• Brano proposto
+ + + + +
Piccoli spoiler di The Marvels di seguito

Un film con un’agenda fittissima

Ora, dei tanti problemi che ha The Marvels (ritmo, tono e villain per dirne tre) ce n’è uno che emerge in maniera meno evidente, ma il suo impatto è tra i più forti. Partiamo dalla locandina. Lì dentro ci sono i protagonisti: Carol, Kamala, Monica e Fury. Ognuno è espressione di un franchise, o di una propria linea di trama dell’MCU e al contempo di un genere diverso. L’idea alla base di questo crossover è di fare da sequel di almeno due storie e collegare quattro trame diverse.
+ + + + +
• Materiale fornito
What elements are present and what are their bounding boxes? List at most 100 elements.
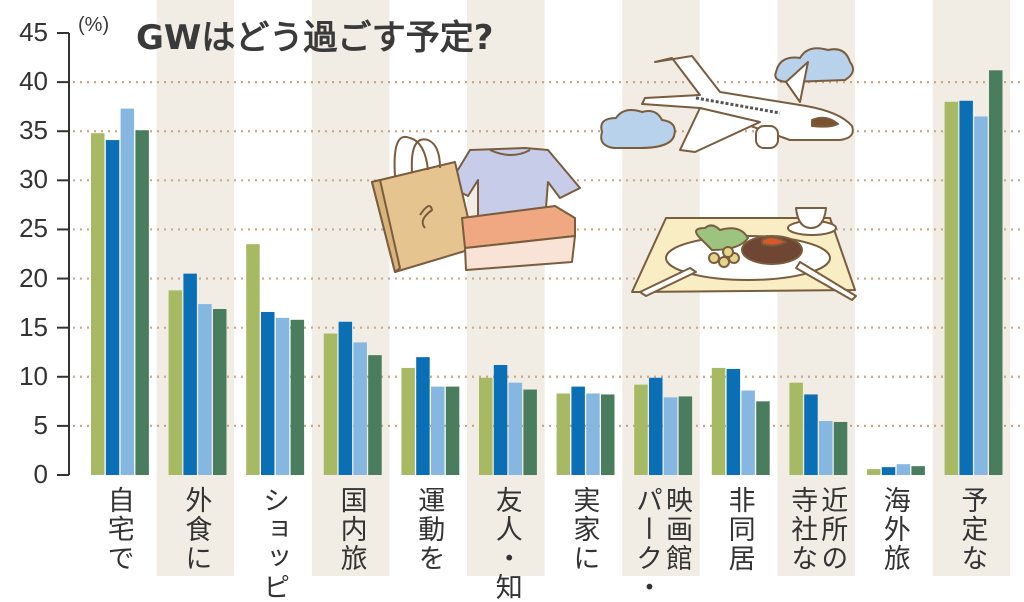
bar-group	[634, 377, 693, 475]
y-axis-unit: (%)	[78, 14, 110, 36]
y-tick-label: 35	[19, 115, 48, 146]
category-label: 自宅で	[88, 486, 148, 573]
bar	[804, 394, 818, 475]
bar	[275, 317, 290, 475]
category-label-text: 寺社な	[786, 486, 818, 573]
bar-group	[479, 364, 537, 475]
y-tick-label: 10	[19, 360, 48, 391]
category-label-text: 映画館	[661, 486, 692, 573]
bar	[290, 319, 305, 475]
bar	[479, 377, 493, 475]
y-tick-label: 45	[19, 17, 48, 47]
bar	[508, 382, 523, 475]
bar-group	[401, 357, 460, 475]
y-tick-label: 15	[19, 311, 48, 342]
bar	[523, 389, 537, 475]
bar	[663, 397, 678, 475]
bar	[261, 311, 275, 475]
bar-group	[91, 108, 149, 476]
bar	[959, 100, 973, 476]
chart-title: GWはどう過ごす予定?	[136, 18, 494, 58]
category-label-text: 海外旅	[878, 486, 910, 573]
category-label-text: 自宅で	[102, 486, 134, 573]
category-band	[311, 0, 390, 576]
bar	[819, 420, 833, 475]
bar	[789, 382, 803, 475]
category-label-text: 非同居	[723, 486, 755, 573]
y-tick-label: 0	[33, 459, 48, 489]
bar	[944, 101, 959, 475]
bar	[198, 304, 212, 475]
category-label-text: ショッピ	[258, 486, 289, 602]
bar	[711, 367, 726, 475]
y-tick-label: 30	[19, 164, 48, 195]
category-label-text: 友人・知	[490, 486, 522, 602]
y-tick-label: 20	[19, 262, 48, 293]
bar	[974, 116, 988, 475]
bar	[726, 368, 741, 475]
meal-illustration-icon	[631, 207, 857, 301]
bar	[445, 386, 460, 475]
bar	[401, 367, 415, 475]
y-tick-label: 40	[19, 66, 48, 97]
bar	[135, 130, 149, 476]
category-label-text: 実家に	[568, 486, 600, 573]
y-tick-label: 5	[33, 409, 48, 440]
bar-group	[323, 321, 382, 475]
category-label-text: パーク・	[631, 486, 662, 602]
bar	[881, 467, 896, 475]
bar	[896, 464, 911, 475]
category-label: 予定な	[941, 486, 1001, 573]
bar	[911, 466, 925, 475]
illustrations	[371, 47, 857, 301]
bar-group	[556, 386, 615, 475]
bar	[368, 355, 382, 475]
bar-chart	[57, 0, 1024, 576]
category-label-text: 近所の	[816, 486, 848, 573]
category-label: 外食に	[165, 486, 225, 573]
bar	[756, 401, 770, 475]
shopping-illustration-icon	[371, 135, 581, 273]
category-label: 運動を	[398, 486, 458, 573]
bar-group	[944, 70, 1003, 476]
bar	[91, 133, 105, 476]
category-label: 映画館 パーク・	[631, 486, 692, 602]
bar-group	[867, 464, 925, 475]
bar	[601, 394, 615, 475]
category-label: 海外旅	[864, 486, 924, 573]
category-label-text: 運動を	[413, 486, 445, 573]
category-label: ショッピ	[243, 486, 303, 602]
category-label-text: 予定な	[956, 486, 988, 573]
bar	[634, 384, 648, 475]
bar	[867, 469, 881, 475]
category-label: 実家に	[553, 486, 613, 573]
bar-group	[711, 367, 770, 475]
category-label: 非同居	[709, 486, 769, 573]
bar	[105, 140, 120, 475]
category-label-text: 国内旅	[335, 486, 367, 573]
bar	[493, 364, 508, 475]
bar-group	[168, 273, 227, 475]
bar	[213, 309, 227, 475]
bar	[353, 342, 367, 475]
bar	[571, 386, 585, 475]
bar	[323, 333, 338, 475]
bar	[168, 290, 183, 475]
category-label: 国内旅	[321, 486, 381, 573]
bar	[338, 321, 353, 475]
chart-area	[57, 0, 1024, 576]
airplane-illustration-icon	[600, 47, 855, 153]
category-band	[467, 0, 545, 576]
bar	[741, 390, 755, 475]
bar-group	[789, 382, 848, 475]
bar	[183, 273, 197, 475]
bar	[586, 393, 600, 475]
category-label-text: 外食に	[180, 486, 212, 573]
bar	[246, 244, 260, 475]
bar	[431, 386, 445, 475]
y-tick-label: 25	[19, 213, 48, 244]
bar	[678, 396, 693, 475]
bar	[649, 377, 663, 475]
category-label: 友人・知	[476, 486, 536, 602]
bar	[556, 393, 571, 475]
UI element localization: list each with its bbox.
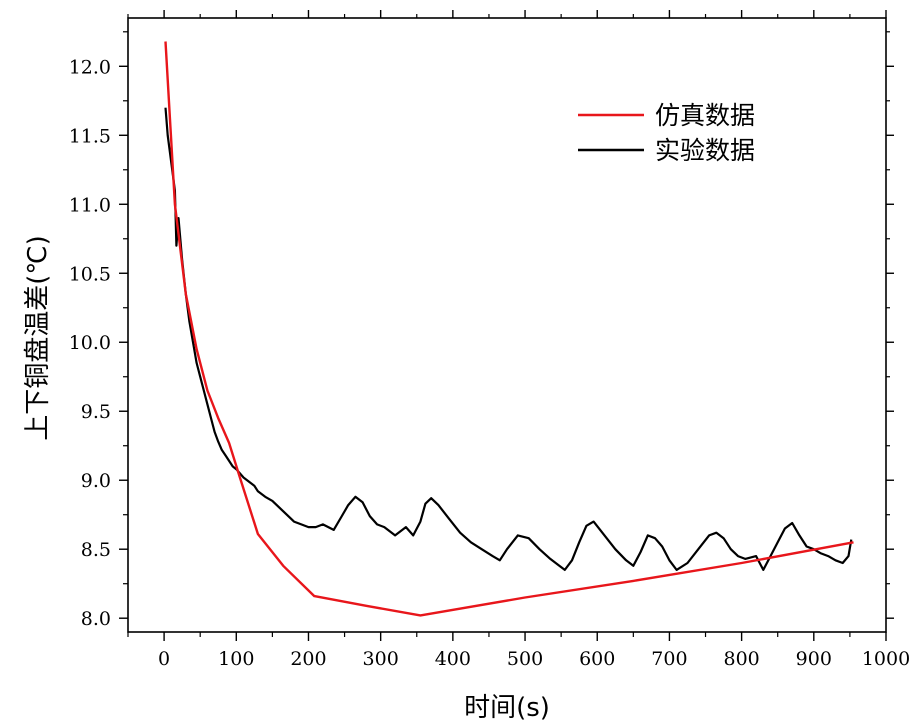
y-tick-label: 8.5 [81,539,111,561]
x-tick-label: 300 [363,648,399,670]
y-tick-label: 10.0 [69,332,111,354]
x-tick-label: 500 [507,648,543,670]
x-tick-label: 400 [435,648,471,670]
y-tick-label: 11.0 [69,194,111,216]
x-axis-title: 时间(s) [464,693,550,723]
x-tick-label: 0 [158,648,170,670]
legend-label-experiment: 实验数据 [655,136,755,165]
legend: 仿真数据 实验数据 [578,101,755,165]
x-tick-label: 900 [796,648,832,670]
x-tick-label: 200 [290,648,326,670]
series-line-simulation [164,41,854,617]
y-tick-label: 9.0 [81,470,111,492]
legend-label-simulation: 仿真数据 [655,101,755,130]
y-tick-label: 12.0 [69,56,111,78]
y-tick-label: 9.5 [81,401,111,423]
series-line-experiment [164,107,853,571]
y-tick-label: 8.0 [81,608,111,630]
y-tick-label: 11.5 [69,125,111,147]
y-axis-title: 上下铜盘温差(℃) [23,235,53,441]
x-tick-label: 100 [218,648,254,670]
plot-frame [127,17,887,633]
x-tick-label: 1000 [862,648,910,670]
y-tick-label: 10.5 [69,263,111,285]
series-layer [164,41,854,617]
y-axis-ticks: 8.0 8.5 9.0 9.5 10.0 10.5 11.0 11.5 12.0 [69,31,894,630]
x-tick-label: 800 [723,648,759,670]
x-tick-label: 600 [579,648,615,670]
x-tick-label: 700 [651,648,687,670]
x-axis-ticks: 0 100 200 300 400 500 600 700 800 900 1000 [127,10,910,670]
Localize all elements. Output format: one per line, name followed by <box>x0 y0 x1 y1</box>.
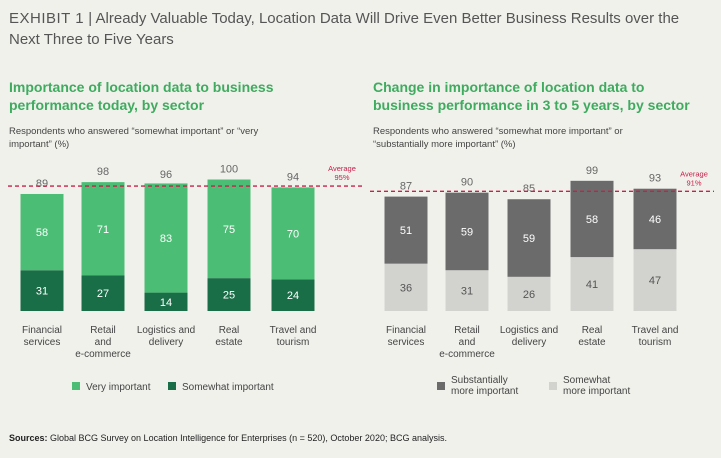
+ + + + +
• Esercizi scritti
A) Stabilisci se ciascuna affermazione concorda con il brano su The Marvels, rispondendo sì o no e citando tra virgolette le parole decisive del testo. (i) Nella locandina compaiono Carol, Kamala, Monica e Fury. (ii) Il crossover ha lo scopo di collegare tre trame diverse. (iii) Il problema di cui parla l'autore emerge in modo molto evidente.
B) Trascrivi fedelmente il passo del brano su The Marvels che comincia con le parole "Piccoli spoiler di" e si conclude dopo le parole "quattro trame diverse.".
Per svolgere gli esercizi non occorre consultare l'elenco.

• Soluzioni finali
A)
(i) Sì: "Lì dentro ci sono i protagonisti: Carol, Kamala, Monica e Fury."
(ii) No: "collegare quattro trame diverse."
(iii) No: "emerge in maniera meno evidente"

B)
Piccoli spoiler di The Marvels di seguito

Un film con un’agenda fittissima

Ora, dei tanti problemi che ha The Marvels (ritmo, tono e villain per dirne tre) ce n’è uno che emerge in maniera meno evidente, ma il suo impatto è tra i più forti. Partiamo dalla locandina. Lì dentro ci sono i protagonisti: Carol, Kamala, Monica e Fury. Ognuno è espressione di un franchise, o di una propria linea di trama dell’MCU e al contempo di un genere diverso. L’idea alla base di questo crossover è di fare da sequel di almeno due storie e collegare quattro trame diverse.